**RECORDS:**
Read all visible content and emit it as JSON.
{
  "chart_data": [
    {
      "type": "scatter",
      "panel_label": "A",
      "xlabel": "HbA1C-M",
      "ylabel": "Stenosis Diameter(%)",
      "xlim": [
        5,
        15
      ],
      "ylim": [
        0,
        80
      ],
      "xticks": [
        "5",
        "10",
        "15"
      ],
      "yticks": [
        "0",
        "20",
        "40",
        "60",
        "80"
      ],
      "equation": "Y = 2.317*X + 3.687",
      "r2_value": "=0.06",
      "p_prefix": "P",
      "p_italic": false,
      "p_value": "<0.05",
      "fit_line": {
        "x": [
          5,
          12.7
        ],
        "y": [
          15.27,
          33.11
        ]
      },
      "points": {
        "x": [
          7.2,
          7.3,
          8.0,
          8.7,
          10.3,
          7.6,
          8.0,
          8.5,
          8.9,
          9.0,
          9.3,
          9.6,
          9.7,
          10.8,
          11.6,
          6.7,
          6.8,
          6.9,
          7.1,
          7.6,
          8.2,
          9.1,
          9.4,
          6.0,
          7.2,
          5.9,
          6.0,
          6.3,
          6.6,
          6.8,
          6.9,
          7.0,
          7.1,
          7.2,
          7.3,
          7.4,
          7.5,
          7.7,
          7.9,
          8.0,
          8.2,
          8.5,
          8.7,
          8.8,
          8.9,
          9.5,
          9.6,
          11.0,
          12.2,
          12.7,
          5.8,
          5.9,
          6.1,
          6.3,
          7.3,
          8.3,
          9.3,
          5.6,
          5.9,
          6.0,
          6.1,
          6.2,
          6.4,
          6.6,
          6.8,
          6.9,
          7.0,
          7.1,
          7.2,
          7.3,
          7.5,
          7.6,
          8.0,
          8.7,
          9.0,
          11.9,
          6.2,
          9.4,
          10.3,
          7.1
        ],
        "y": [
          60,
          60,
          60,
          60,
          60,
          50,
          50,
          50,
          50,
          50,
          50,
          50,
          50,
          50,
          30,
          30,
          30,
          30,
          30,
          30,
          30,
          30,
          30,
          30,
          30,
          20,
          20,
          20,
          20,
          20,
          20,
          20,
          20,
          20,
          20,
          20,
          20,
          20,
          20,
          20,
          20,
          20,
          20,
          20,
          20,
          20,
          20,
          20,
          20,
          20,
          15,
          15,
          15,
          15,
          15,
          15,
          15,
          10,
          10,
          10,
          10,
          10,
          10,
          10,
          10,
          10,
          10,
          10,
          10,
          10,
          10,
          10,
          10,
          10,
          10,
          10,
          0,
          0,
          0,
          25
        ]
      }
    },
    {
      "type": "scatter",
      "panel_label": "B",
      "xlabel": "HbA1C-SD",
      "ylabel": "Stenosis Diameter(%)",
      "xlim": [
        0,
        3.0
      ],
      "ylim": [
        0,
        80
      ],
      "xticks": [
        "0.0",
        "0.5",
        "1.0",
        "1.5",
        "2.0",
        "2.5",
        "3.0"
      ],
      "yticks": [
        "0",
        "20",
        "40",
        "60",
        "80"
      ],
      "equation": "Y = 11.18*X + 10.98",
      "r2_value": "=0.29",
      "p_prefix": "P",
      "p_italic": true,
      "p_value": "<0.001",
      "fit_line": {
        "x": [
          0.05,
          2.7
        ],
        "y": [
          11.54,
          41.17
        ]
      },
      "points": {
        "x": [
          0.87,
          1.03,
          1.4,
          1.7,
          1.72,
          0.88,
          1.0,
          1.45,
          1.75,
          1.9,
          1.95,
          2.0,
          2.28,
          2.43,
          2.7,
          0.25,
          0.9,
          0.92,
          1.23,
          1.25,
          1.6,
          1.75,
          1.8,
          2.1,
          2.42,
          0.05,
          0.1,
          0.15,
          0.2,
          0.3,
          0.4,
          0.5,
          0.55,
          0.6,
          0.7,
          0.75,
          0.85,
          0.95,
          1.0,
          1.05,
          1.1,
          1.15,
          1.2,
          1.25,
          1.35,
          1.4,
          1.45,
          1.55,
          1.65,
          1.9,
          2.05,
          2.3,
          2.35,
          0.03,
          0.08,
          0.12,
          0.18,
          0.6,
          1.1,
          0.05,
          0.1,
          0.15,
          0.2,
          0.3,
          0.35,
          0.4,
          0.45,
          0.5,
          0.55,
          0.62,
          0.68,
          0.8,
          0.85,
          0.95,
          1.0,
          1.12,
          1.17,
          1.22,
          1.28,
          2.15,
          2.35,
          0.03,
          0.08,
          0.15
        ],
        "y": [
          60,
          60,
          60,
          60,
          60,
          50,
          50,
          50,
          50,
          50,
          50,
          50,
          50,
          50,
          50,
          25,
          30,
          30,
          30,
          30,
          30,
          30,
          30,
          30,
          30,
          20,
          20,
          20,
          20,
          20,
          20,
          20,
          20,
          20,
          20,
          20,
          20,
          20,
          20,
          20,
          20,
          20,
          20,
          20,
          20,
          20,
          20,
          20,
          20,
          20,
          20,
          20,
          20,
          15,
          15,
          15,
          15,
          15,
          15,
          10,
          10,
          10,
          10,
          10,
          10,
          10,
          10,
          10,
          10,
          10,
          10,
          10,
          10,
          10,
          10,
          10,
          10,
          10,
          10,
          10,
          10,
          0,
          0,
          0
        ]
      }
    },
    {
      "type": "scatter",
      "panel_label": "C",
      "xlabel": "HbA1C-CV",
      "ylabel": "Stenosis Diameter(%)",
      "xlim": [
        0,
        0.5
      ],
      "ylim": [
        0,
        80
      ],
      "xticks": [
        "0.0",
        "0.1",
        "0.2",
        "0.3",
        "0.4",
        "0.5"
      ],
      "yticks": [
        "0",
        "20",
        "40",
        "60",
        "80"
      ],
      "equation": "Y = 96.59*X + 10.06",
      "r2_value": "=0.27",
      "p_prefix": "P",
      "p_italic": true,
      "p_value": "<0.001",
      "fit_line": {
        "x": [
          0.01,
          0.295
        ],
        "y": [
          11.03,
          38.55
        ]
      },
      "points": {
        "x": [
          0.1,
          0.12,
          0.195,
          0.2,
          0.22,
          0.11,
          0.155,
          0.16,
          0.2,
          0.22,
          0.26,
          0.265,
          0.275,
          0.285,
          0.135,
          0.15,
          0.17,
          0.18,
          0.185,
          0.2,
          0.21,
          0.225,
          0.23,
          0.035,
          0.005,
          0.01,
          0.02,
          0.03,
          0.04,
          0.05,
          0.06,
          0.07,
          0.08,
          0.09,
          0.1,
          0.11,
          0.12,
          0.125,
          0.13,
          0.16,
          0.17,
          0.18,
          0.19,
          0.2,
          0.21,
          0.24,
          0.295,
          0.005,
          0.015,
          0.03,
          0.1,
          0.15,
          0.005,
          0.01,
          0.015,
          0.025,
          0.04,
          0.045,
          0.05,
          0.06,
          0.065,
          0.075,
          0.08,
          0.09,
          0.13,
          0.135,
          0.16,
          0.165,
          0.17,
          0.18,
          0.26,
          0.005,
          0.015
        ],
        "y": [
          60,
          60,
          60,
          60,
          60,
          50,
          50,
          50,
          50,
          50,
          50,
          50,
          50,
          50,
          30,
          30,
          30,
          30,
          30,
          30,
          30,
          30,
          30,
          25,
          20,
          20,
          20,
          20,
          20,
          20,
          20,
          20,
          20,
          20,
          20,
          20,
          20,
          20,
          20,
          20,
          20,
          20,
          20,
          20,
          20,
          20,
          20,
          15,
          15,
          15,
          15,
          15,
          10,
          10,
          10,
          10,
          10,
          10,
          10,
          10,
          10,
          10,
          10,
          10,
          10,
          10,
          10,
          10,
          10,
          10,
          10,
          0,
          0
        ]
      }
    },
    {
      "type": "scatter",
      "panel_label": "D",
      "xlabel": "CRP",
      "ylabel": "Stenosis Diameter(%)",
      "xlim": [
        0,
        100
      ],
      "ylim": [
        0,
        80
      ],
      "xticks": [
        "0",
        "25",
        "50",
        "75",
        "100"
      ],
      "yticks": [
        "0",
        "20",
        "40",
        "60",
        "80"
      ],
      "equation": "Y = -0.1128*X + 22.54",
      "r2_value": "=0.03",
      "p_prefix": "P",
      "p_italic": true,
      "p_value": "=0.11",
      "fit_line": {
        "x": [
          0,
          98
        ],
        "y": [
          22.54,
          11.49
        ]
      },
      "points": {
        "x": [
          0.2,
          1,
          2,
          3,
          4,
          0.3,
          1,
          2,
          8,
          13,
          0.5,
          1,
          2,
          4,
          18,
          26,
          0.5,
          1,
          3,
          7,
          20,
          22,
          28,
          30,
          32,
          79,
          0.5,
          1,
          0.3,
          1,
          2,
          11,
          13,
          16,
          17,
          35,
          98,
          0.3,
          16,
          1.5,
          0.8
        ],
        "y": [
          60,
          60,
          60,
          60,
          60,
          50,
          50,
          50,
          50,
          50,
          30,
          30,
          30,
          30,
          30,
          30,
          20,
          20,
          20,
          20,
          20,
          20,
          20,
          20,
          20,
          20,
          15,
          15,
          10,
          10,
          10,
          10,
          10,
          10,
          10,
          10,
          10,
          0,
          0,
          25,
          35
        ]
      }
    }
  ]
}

**DIRECTIONS:** Copy in full each line that holds the word "xlabel".

**COMPLETE ANSWER:**
      "xlabel": "HbA1C-M",
      "xlabel": "HbA1C-SD",
      "xlabel": "HbA1C-CV",
      "xlabel": "CRP",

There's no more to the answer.